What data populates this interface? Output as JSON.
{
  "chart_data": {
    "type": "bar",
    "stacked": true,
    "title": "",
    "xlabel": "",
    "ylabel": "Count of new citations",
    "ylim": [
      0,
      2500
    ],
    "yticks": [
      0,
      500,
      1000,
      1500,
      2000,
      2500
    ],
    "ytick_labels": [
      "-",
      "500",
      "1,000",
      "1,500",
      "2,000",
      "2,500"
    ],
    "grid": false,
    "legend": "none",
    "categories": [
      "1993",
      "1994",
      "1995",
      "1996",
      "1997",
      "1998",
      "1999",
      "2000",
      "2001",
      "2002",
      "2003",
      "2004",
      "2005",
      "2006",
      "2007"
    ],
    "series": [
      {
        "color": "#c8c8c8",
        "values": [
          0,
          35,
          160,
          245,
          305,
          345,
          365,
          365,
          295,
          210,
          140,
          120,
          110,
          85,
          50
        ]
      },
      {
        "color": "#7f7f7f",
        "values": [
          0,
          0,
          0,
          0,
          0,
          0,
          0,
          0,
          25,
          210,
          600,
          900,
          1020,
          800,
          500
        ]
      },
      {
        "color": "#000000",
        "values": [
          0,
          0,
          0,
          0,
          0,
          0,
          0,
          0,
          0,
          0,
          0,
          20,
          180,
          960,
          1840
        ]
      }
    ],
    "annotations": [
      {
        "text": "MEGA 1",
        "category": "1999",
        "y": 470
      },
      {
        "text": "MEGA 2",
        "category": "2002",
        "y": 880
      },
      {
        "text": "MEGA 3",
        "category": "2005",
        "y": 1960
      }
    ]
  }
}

## Instructions to follow
Gather all the lines that include the word "color" and copy them out.

## Output of the task
        "color": "#c8c8c8",
        "color": "#7f7f7f",
        "color": "#000000",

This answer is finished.